[Exercise goal] In the text about Bury Me, My Love, copy the passage from "2017 visual novel" up to and including "war to Europe.".

[Selected text]
Start of Block
- Developer: The Pixel Hunt
- Publishers: Arte France; Plug In Digital;
- Producer: Florent Maurin
- Designer: Florent Maurin
- Programmer: Paul Joannon
- Writer: Pierre Corbinais
- Engine: MonoGame
- Platforms: Android; iOS; Nintendo Switch; Windows;
- Release: Android, iOS; 25 October 2017; Switch, Windows; 10 January 2019;
- Genre: Visual novel
- Mode: Single-player

= Bury Me, My Love =

2017 visual novel

Bury Me, My Love (Note: Bury Me, My Love is a Syrian goodbye phrase. Originally also "Enterre moi, mon Amour") is a visual novel developed by The Pixel Hunt and published by Arte France. The story follows Syrian couple Nour and Majd as Nour tries to flee the Syrian civil war to Europe.

== Gameplay ==
The player chooses Majd's texting replies to Nour and gives her advice.

== Development ==
The game was developed by French studio The Pixel Hunt with design studio Figs and was published by Arte France for Android and iOS on 25 October 2017. The Nintendo Switch and Windows versions were released on 10 January 2019 by Playdius Entertainment. A free prequel was made available on the website on November 3. It uses interactive fiction language ink by Inkle.
End of Block
[Dataset]
Start of Block
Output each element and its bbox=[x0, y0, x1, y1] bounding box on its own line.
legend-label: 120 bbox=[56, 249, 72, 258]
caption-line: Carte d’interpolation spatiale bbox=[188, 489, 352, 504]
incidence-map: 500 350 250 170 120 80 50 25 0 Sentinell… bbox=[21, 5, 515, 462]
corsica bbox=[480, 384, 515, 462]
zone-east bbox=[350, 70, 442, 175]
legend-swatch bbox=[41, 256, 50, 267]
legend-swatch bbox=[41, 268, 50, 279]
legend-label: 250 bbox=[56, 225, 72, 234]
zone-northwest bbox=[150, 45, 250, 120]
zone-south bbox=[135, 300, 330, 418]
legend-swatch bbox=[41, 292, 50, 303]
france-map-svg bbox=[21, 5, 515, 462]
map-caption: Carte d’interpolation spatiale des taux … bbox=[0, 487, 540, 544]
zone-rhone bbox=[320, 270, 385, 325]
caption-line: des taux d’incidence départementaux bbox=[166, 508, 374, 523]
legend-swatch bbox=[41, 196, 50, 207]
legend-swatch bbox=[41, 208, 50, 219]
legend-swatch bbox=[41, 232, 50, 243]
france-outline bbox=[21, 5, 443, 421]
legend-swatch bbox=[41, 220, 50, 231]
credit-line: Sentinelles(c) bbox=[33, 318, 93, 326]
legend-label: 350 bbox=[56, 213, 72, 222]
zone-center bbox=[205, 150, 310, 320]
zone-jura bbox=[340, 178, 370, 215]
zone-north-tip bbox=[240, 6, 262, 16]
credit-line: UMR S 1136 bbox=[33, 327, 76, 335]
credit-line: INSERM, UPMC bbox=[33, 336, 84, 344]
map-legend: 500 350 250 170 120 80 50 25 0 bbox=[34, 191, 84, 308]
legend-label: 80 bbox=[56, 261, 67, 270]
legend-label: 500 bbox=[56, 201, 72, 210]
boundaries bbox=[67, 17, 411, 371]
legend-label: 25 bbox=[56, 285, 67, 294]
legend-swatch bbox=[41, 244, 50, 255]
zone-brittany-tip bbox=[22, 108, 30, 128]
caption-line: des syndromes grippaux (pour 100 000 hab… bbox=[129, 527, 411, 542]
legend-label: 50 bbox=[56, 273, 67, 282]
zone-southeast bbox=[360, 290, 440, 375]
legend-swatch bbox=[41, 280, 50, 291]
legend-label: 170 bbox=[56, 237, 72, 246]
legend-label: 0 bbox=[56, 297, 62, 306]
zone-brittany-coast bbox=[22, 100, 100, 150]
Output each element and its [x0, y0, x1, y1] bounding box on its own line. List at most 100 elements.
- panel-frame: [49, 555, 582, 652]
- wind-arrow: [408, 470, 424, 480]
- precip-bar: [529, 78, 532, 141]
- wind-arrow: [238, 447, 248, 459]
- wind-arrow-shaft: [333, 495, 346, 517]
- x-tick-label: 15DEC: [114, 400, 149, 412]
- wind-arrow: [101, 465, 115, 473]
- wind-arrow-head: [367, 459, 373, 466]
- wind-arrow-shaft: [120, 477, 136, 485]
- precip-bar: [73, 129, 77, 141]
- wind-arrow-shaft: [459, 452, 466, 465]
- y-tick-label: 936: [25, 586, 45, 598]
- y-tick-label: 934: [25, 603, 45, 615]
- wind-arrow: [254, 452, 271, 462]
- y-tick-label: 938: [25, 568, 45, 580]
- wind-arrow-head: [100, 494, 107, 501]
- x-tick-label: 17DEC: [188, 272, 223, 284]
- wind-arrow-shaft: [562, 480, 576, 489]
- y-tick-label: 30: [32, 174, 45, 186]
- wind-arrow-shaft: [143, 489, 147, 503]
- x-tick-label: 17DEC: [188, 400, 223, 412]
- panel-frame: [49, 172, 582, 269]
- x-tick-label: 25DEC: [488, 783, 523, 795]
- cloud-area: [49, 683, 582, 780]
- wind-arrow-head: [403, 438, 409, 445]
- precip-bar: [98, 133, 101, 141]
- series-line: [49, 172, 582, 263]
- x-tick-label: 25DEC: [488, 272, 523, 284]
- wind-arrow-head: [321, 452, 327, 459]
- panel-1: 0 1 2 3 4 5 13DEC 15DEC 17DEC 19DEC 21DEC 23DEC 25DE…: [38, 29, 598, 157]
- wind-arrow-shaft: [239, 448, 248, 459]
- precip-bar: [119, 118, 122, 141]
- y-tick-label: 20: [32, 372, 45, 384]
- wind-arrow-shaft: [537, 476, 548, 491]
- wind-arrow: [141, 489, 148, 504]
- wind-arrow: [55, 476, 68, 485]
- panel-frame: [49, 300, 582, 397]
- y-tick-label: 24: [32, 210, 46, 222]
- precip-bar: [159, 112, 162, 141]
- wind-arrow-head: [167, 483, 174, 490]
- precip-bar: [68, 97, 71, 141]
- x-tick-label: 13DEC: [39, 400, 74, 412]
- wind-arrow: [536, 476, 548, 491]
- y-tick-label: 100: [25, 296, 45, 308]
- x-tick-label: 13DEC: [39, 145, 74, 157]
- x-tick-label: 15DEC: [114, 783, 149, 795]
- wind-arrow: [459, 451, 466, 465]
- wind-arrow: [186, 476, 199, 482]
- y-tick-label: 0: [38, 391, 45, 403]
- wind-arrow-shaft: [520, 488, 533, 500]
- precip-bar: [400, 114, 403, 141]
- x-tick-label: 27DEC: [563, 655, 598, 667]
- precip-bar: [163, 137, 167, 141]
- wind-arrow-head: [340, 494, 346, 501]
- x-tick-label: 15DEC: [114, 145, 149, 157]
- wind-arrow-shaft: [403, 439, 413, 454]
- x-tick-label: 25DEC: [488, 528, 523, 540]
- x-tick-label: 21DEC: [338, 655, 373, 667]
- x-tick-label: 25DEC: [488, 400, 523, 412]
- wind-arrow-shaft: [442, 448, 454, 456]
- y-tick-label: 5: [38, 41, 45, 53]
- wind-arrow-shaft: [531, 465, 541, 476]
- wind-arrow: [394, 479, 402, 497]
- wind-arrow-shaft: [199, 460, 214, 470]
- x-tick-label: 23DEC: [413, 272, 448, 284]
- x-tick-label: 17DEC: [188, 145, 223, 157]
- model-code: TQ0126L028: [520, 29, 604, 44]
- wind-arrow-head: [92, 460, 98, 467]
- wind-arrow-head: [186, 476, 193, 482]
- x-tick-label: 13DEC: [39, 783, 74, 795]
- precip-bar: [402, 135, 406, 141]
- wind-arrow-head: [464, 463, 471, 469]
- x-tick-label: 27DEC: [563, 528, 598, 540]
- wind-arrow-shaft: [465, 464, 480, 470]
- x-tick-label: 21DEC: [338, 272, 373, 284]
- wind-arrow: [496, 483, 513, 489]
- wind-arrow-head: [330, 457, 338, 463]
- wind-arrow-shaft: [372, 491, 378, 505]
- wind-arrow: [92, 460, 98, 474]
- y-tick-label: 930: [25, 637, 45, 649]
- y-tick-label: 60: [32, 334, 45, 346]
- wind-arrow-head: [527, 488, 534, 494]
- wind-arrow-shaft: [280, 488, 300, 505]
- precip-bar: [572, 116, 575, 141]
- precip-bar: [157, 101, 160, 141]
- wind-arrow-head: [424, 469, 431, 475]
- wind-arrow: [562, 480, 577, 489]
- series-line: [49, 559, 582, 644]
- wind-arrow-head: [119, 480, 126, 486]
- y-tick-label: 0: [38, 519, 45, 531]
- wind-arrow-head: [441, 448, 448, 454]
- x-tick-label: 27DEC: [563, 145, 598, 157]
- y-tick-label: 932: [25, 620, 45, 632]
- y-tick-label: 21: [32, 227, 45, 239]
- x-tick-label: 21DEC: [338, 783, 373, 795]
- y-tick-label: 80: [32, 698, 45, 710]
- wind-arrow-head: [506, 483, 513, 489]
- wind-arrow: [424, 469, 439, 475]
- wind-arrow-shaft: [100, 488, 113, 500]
End of Block
[Task response]
2017 visual novel

Bury Me, My Love (Note: Bury Me, My Love is a Syrian goodbye phrase. Originally also "Enterre moi, mon Amour") is a visual novel developed by The Pixel Hunt and published by Arte France. The story follows Syrian couple Nour and Majd as Nour tries to flee the Syrian civil war to Europe.